┌─ Supplied records
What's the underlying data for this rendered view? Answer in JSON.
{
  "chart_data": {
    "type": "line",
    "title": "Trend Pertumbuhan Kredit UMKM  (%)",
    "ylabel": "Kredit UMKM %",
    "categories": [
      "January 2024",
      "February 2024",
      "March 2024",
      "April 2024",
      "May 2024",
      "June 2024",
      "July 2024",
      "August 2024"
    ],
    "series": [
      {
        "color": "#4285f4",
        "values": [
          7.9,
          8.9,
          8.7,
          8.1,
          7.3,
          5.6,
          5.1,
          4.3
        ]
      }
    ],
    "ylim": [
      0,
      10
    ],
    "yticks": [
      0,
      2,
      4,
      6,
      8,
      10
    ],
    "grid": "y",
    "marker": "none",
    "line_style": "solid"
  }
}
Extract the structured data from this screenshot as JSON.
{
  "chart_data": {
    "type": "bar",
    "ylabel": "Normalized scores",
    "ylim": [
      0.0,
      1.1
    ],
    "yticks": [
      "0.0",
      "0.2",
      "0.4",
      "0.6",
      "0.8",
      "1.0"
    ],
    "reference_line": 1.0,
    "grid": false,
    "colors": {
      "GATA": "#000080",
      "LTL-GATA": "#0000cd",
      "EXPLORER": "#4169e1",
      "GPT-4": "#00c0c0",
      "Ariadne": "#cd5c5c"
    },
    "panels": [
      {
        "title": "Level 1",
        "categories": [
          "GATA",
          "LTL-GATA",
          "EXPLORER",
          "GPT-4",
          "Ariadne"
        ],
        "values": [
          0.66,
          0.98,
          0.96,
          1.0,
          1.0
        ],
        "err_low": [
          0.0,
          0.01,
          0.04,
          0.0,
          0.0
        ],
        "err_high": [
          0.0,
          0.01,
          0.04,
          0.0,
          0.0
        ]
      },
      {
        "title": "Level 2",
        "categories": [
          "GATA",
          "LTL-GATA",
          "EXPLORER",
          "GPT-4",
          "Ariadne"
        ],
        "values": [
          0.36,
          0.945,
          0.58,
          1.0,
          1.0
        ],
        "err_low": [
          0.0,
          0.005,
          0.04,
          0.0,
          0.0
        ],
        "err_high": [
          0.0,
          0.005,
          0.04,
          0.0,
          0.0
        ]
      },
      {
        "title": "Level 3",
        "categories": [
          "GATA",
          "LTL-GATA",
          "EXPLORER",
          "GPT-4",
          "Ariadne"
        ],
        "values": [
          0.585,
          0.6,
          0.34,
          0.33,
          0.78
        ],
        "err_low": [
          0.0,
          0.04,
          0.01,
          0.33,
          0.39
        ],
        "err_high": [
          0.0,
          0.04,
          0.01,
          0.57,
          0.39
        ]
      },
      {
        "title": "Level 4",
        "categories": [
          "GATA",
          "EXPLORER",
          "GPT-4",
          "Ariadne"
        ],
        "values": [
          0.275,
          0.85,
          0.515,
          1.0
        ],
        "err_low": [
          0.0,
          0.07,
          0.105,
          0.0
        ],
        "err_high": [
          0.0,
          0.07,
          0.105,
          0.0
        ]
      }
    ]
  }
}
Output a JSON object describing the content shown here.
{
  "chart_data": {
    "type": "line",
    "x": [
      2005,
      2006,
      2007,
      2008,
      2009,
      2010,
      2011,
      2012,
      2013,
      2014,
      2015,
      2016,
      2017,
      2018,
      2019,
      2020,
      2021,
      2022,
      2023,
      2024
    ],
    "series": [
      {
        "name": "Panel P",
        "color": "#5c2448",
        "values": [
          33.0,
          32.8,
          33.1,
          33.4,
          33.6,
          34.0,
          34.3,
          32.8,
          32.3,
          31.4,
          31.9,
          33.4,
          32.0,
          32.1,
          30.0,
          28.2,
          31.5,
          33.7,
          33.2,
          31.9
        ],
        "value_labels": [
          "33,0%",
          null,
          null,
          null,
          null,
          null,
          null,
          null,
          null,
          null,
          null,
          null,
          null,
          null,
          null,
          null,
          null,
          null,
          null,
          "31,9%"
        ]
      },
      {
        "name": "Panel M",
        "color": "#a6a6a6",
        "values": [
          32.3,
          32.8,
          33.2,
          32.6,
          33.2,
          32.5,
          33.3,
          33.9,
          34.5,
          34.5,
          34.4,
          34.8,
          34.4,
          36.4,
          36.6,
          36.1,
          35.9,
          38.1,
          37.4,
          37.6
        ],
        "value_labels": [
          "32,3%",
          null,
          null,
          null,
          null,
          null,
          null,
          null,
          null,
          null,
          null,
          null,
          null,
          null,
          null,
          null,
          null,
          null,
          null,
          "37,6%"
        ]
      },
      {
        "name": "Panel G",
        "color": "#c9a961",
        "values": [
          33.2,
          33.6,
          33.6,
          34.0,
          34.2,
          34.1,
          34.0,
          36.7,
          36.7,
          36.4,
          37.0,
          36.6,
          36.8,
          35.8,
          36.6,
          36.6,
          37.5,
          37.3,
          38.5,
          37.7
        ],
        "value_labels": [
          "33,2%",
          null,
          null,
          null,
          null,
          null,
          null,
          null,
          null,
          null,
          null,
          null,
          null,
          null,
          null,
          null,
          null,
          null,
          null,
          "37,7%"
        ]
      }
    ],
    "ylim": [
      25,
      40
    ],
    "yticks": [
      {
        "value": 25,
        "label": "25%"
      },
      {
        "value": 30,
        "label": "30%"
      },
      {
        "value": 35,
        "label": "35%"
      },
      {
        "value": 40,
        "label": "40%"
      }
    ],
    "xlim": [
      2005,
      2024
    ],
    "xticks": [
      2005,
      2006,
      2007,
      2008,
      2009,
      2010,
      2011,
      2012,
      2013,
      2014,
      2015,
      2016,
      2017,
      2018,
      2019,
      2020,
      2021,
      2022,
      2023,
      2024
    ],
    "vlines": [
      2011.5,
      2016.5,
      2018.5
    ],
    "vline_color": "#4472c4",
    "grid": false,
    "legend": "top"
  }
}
└─
* _Prompt_
Collect each line of the entries that has the word "title", copying it in full.

* _Response to the exercise_
    "title": "Trend Pertumbuhan Kredit UMKM  (%)",
        "title": "Level 1",
        "title": "Level 2",
        "title": "Level 3",
        "title": "Level 4",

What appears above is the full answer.